Problem to work on -> Could you give the items again from the line holding "sidebar-item-pepper[interactable]: 辣椒类: [0, 1080, 168, 1172]" through the line holding "select-spec-button[interactable]: 选规格: [620, 706, 726, 754]", inclusive, swapping "product-card" for "goods-card" and leaving all else unchanged?

Given data ->
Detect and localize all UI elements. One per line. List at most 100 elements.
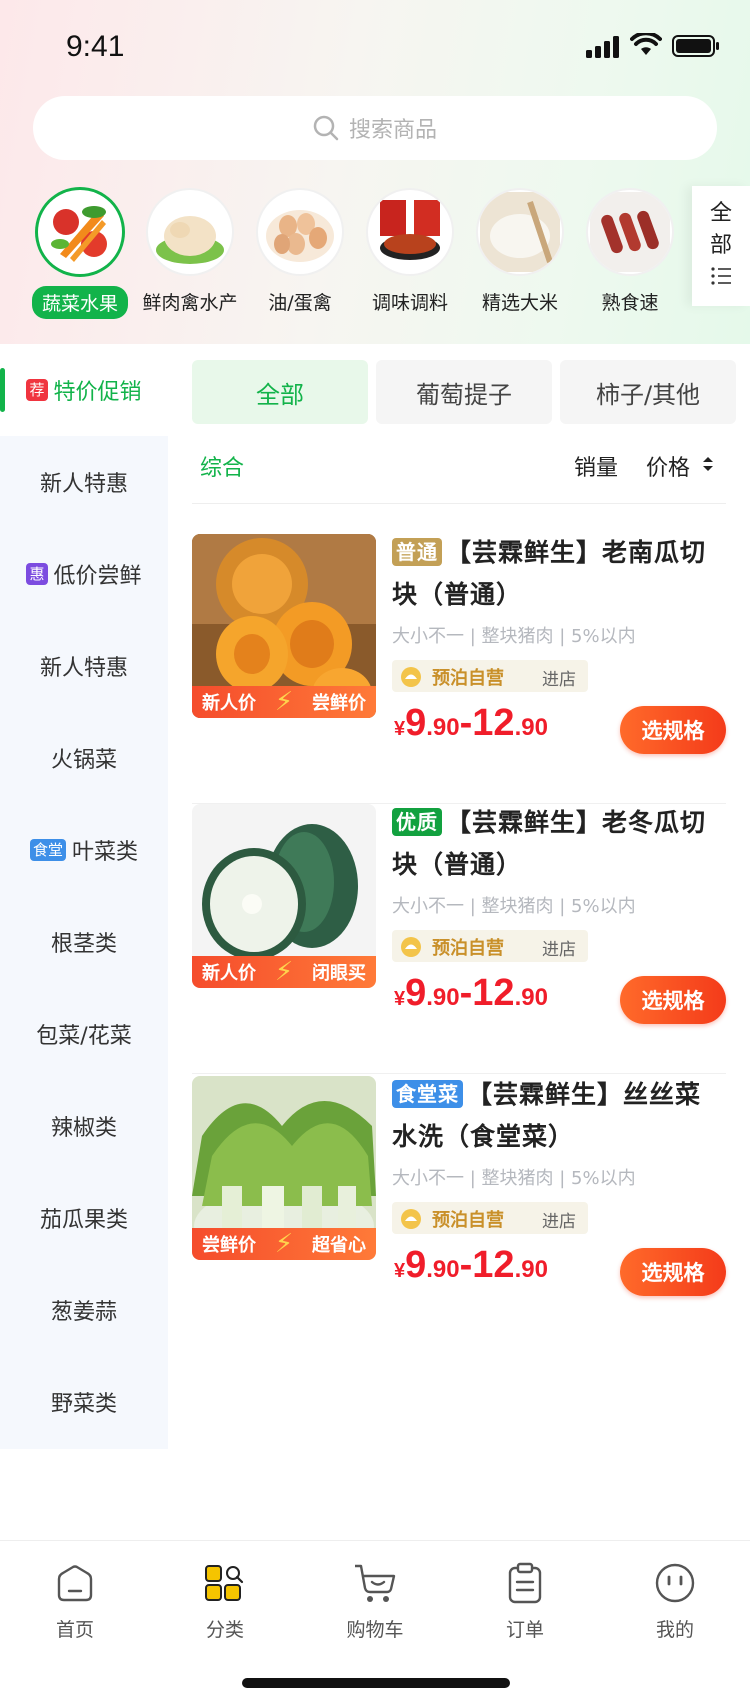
sidebar-item-pepper[interactable]: 辣椒类: [0, 1080, 168, 1172]
sidebar-item-new-user[interactable]: 新人特惠: [0, 436, 168, 528]
product-image-greens: 尝鲜价 ⚡ 超省心: [192, 1076, 376, 1260]
sidebar-item-melon[interactable]: 茄瓜果类: [0, 1172, 168, 1264]
sort-overall[interactable]: 综合: [200, 450, 244, 482]
product-tag: 普通: [392, 538, 442, 566]
product-title: 普通 【芸霖鲜生】老南瓜切块（普通）: [392, 532, 726, 616]
tab-profile[interactable]: 我的: [625, 1559, 725, 1642]
list-icon: [711, 267, 731, 285]
product-card[interactable]: 新人价 ⚡ 闭眼买 优质 【芸霖鲜生】老冬瓜切块（普通） 大小不一 | 整块猪肉 …: [192, 804, 726, 1074]
product-card[interactable]: 新人价 ⚡ 尝鲜价 普通 【芸霖鲜生】老南瓜切块（普通） 大小不一 | 整块猪肉 …: [192, 534, 726, 804]
category-label: 鲜肉禽水产: [142, 292, 238, 314]
select-spec-button[interactable]: 选规格: [620, 1248, 726, 1296]
select-spec-button[interactable]: 选规格: [620, 706, 726, 754]
price-high-dec: .90: [514, 984, 548, 1011]
sort-price[interactable]: 价格: [646, 450, 690, 482]
category-label: 蔬菜水果: [31, 286, 128, 319]
all-label-2: 部: [709, 233, 732, 258]
store-icon: [401, 667, 421, 687]
tab-label: 订单: [505, 1619, 544, 1641]
product-price: ¥9.90-12.90: [394, 972, 548, 1015]
promo-strip: 新人价 ⚡ 尝鲜价: [192, 686, 376, 718]
seasoning-image: [368, 190, 452, 274]
sidebar-item-label: 叶菜类: [72, 840, 139, 865]
tab-category[interactable]: 分类: [175, 1559, 275, 1642]
price-high-dec: .90: [514, 1256, 548, 1283]
sidebar-item-leafy[interactable]: 食堂 叶菜类: [0, 804, 168, 896]
sidebar-item-hotpot[interactable]: 火锅菜: [0, 712, 168, 804]
category-label: 熟食速: [601, 292, 659, 314]
category-label: 精选大米: [481, 292, 558, 314]
product-tag: 优质: [392, 808, 442, 836]
tab-label: 分类: [205, 1619, 244, 1641]
sidebar-item-label: 野菜类: [50, 1392, 117, 1417]
tab-orders[interactable]: 订单: [475, 1559, 575, 1642]
enter-store-link[interactable]: 进店: [542, 1207, 576, 1232]
order-icon: [508, 1562, 542, 1604]
price-low-dec: .90: [426, 1256, 460, 1283]
status-bar: 9:41: [0, 0, 750, 96]
product-title: 食堂菜 【芸霖鲜生】丝丝菜水洗（食堂菜）: [392, 1074, 726, 1158]
tab-home[interactable]: 首页: [25, 1559, 125, 1642]
sidebar-item-low-price[interactable]: 惠 低价尝鲜: [0, 528, 168, 620]
price-dash: -: [459, 1244, 473, 1286]
sort-sales[interactable]: 销量: [574, 450, 618, 482]
signal-icon: [586, 36, 619, 58]
lightning-icon: ⚡: [274, 957, 294, 987]
promo-strip: 新人价 ⚡ 闭眼买: [192, 956, 376, 988]
product-image-pumpkin: 新人价 ⚡ 尝鲜价: [192, 534, 376, 718]
tab-cart[interactable]: 购物车: [325, 1559, 425, 1642]
category-item-vegetables[interactable]: 蔬菜水果: [20, 186, 140, 319]
category-item-rice[interactable]: 精选大米: [460, 186, 580, 315]
select-spec-button[interactable]: 选规格: [620, 976, 726, 1024]
category-item-seasoning[interactable]: 调味调料: [350, 186, 470, 315]
search-placeholder: 搜索商品: [348, 118, 437, 143]
subtab-persimmon[interactable]: 柿子/其他: [560, 360, 736, 424]
price-low-int: 9: [405, 972, 427, 1014]
search-bar[interactable]: 搜索商品: [33, 96, 717, 160]
search-icon: [313, 115, 339, 141]
sort-arrows-icon[interactable]: [702, 456, 714, 472]
category-label: 调味调料: [371, 292, 448, 314]
tab-label: 我的: [655, 1619, 694, 1641]
category-item-oil-eggs[interactable]: 油/蛋禽: [240, 186, 360, 315]
product-price: ¥9.90-12.90: [394, 1244, 548, 1287]
sidebar-item-cabbage[interactable]: 包菜/花菜: [0, 988, 168, 1080]
all-categories-button[interactable]: 全 部: [692, 186, 750, 306]
promo-left: 尝鲜价: [202, 1235, 256, 1256]
sidebar-badge: 食堂: [29, 839, 66, 861]
sidebar-item-label: 火锅菜: [50, 748, 117, 773]
sausage-image: [588, 190, 672, 274]
price-high-int: 12: [472, 702, 515, 744]
enter-store-link[interactable]: 进店: [542, 665, 576, 690]
price-yen: ¥: [394, 988, 406, 1010]
store-row[interactable]: 预泊自营 进店: [392, 660, 588, 692]
subtab-grapes[interactable]: 葡萄提子: [376, 360, 552, 424]
category-scroller[interactable]: 蔬菜水果 鲜肉禽水产 油/蛋禽 调味调料 精选大米 熟食速: [0, 186, 692, 326]
subtab-all[interactable]: 全部: [192, 360, 368, 424]
category-item-meat[interactable]: 鲜肉禽水产: [130, 186, 250, 315]
sidebar-item-special-offer[interactable]: 荐 特价促销: [0, 344, 168, 436]
category-item-deli[interactable]: 熟食速: [570, 186, 690, 315]
enter-store-link[interactable]: 进店: [542, 935, 576, 960]
promo-right: 尝鲜价: [311, 693, 366, 714]
sidebar-item-new-user-2[interactable]: 新人特惠: [0, 620, 168, 712]
sidebar-item-wild[interactable]: 野菜类: [0, 1356, 168, 1448]
product-image-wintermelon: 新人价 ⚡ 闭眼买: [192, 804, 376, 988]
product-spec: 大小不一 | 整块猪肉 | 5%以内: [392, 896, 636, 917]
sidebar-badge: 荐: [26, 379, 48, 401]
price-low-dec: .90: [426, 714, 460, 741]
all-label-1: 全: [709, 201, 732, 226]
sidebar-item-label: 低价尝鲜: [53, 564, 142, 589]
cart-icon: [355, 1564, 396, 1602]
tab-label: 首页: [55, 1619, 94, 1641]
price-dash: -: [459, 702, 473, 744]
store-row[interactable]: 预泊自营 进店: [392, 1202, 588, 1234]
sidebar-item-label: 茄瓜果类: [39, 1208, 128, 1233]
sidebar-badge: 惠: [26, 563, 48, 585]
lightning-icon: ⚡: [274, 1229, 294, 1259]
sidebar-item-onion[interactable]: 葱姜蒜: [0, 1264, 168, 1356]
store-icon: [401, 1209, 421, 1229]
product-card[interactable]: 尝鲜价 ⚡ 超省心 食堂菜 【芸霖鲜生】丝丝菜水洗（食堂菜） 大小不一 | 整块猪…: [192, 1076, 726, 1346]
sidebar-item-root[interactable]: 根茎类: [0, 896, 168, 988]
store-row[interactable]: 预泊自营 进店: [392, 930, 588, 962]
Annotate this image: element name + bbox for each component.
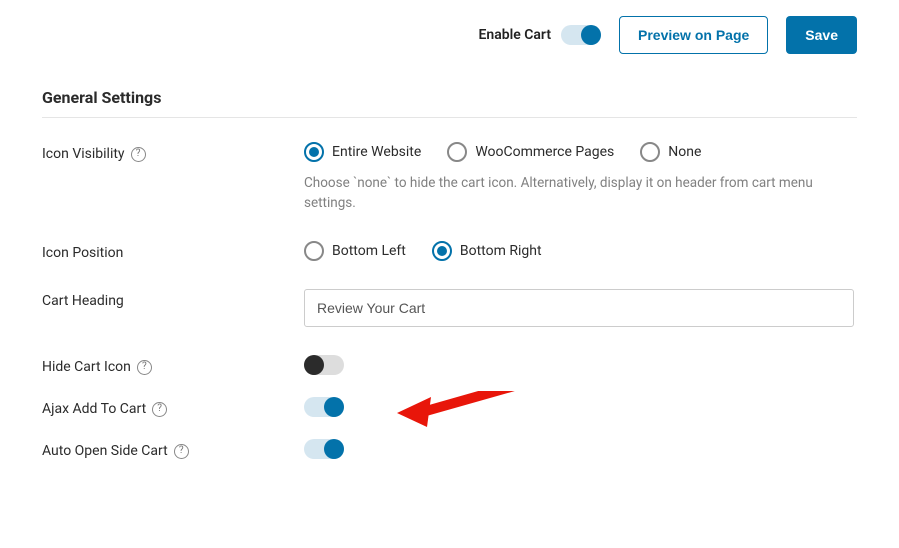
label-ajax-add-to-cart: Ajax Add To Cart ? [42, 397, 304, 417]
help-icon[interactable]: ? [131, 147, 146, 162]
radio-label: WooCommerce Pages [475, 144, 614, 160]
radio-label: Entire Website [332, 144, 421, 160]
top-bar: Enable Cart Preview on Page Save [42, 16, 857, 54]
help-icon[interactable]: ? [174, 444, 189, 459]
icon-visibility-label: Icon Visibility [42, 146, 125, 162]
label-icon-visibility: Icon Visibility ? [42, 142, 304, 162]
icon-position-radios: Bottom Left Bottom Right [304, 241, 857, 261]
radio-circle-icon [432, 241, 452, 261]
icon-visibility-radios: Entire Website WooCommerce Pages None [304, 142, 857, 162]
radio-bottom-right[interactable]: Bottom Right [432, 241, 542, 261]
enable-cart-label: Enable Cart [479, 27, 552, 43]
label-auto-open: Auto Open Side Cart ? [42, 439, 304, 459]
row-auto-open-side-cart: Auto Open Side Cart ? [42, 439, 857, 459]
radio-label: Bottom Right [460, 243, 542, 259]
enable-cart-group: Enable Cart [479, 25, 602, 45]
ajax-add-label: Ajax Add To Cart [42, 401, 146, 417]
row-hide-cart-icon: Hide Cart Icon ? [42, 355, 857, 375]
icon-position-label: Icon Position [42, 245, 123, 261]
radio-circle-icon [304, 241, 324, 261]
radio-circle-icon [304, 142, 324, 162]
radio-label: Bottom Left [332, 243, 406, 259]
row-icon-position: Icon Position Bottom Left Bottom Right [42, 241, 857, 261]
row-ajax-add-to-cart: Ajax Add To Cart ? [42, 397, 857, 417]
icon-visibility-desc: Choose `none` to hide the cart icon. Alt… [304, 174, 824, 213]
label-icon-position: Icon Position [42, 241, 304, 261]
radio-entire-website[interactable]: Entire Website [304, 142, 421, 162]
field-icon-visibility: Entire Website WooCommerce Pages None Ch… [304, 142, 857, 213]
cart-heading-label: Cart Heading [42, 293, 124, 309]
label-cart-heading: Cart Heading [42, 289, 304, 309]
radio-woocommerce-pages[interactable]: WooCommerce Pages [447, 142, 614, 162]
cart-heading-input[interactable] [304, 289, 854, 327]
field-ajax-add-to-cart [304, 397, 857, 417]
row-cart-heading: Cart Heading [42, 289, 857, 327]
field-hide-cart-icon [304, 355, 857, 375]
ajax-add-toggle[interactable] [304, 397, 344, 417]
help-icon[interactable]: ? [137, 360, 152, 375]
hide-cart-icon-label: Hide Cart Icon [42, 359, 131, 375]
radio-circle-icon [447, 142, 467, 162]
radio-circle-icon [640, 142, 660, 162]
field-icon-position: Bottom Left Bottom Right [304, 241, 857, 261]
radio-bottom-left[interactable]: Bottom Left [304, 241, 406, 261]
label-hide-cart-icon: Hide Cart Icon ? [42, 355, 304, 375]
radio-label: None [668, 144, 701, 160]
auto-open-label: Auto Open Side Cart [42, 443, 168, 459]
field-cart-heading [304, 289, 857, 327]
radio-none[interactable]: None [640, 142, 701, 162]
enable-cart-toggle[interactable] [561, 25, 601, 45]
field-auto-open [304, 439, 857, 459]
hide-cart-icon-toggle[interactable] [304, 355, 344, 375]
preview-button[interactable]: Preview on Page [619, 16, 768, 54]
save-button[interactable]: Save [786, 16, 857, 54]
help-icon[interactable]: ? [152, 402, 167, 417]
auto-open-toggle[interactable] [304, 439, 344, 459]
section-title: General Settings [42, 88, 857, 118]
row-icon-visibility: Icon Visibility ? Entire Website WooComm… [42, 142, 857, 213]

Exercise result ->
sidebar-item-pepper[interactable]: 辣椒类: [0, 1080, 168, 1172]
sidebar-item-new-user[interactable]: 新人特惠: [0, 436, 168, 528]
product-image-greens: 尝鲜价 ⚡ 超省心: [192, 1076, 376, 1260]
sidebar-item-melon[interactable]: 茄瓜果类: [0, 1172, 168, 1264]
sort-overall[interactable]: 综合: [200, 450, 244, 482]
product-tag: 普通: [392, 538, 442, 566]
product-title: 普通 【芸霖鲜生】老南瓜切块（普通）: [392, 532, 726, 616]
tab-profile[interactable]: 我的: [625, 1559, 725, 1642]
list-icon: [711, 267, 731, 285]
goods-card[interactable]: 新人价 ⚡ 闭眼买 优质 【芸霖鲜生】老冬瓜切块（普通） 大小不一 | 整块猪肉 …: [192, 804, 726, 1074]
goods-card[interactable]: 新人价 ⚡ 尝鲜价 普通 【芸霖鲜生】老南瓜切块（普通） 大小不一 | 整块猪肉 …: [192, 534, 726, 804]
category-label: 鲜肉禽水产: [142, 292, 238, 314]
select-spec-button[interactable]: 选规格: [620, 1248, 726, 1296]
select-spec-button[interactable]: 选规格: [620, 706, 726, 754]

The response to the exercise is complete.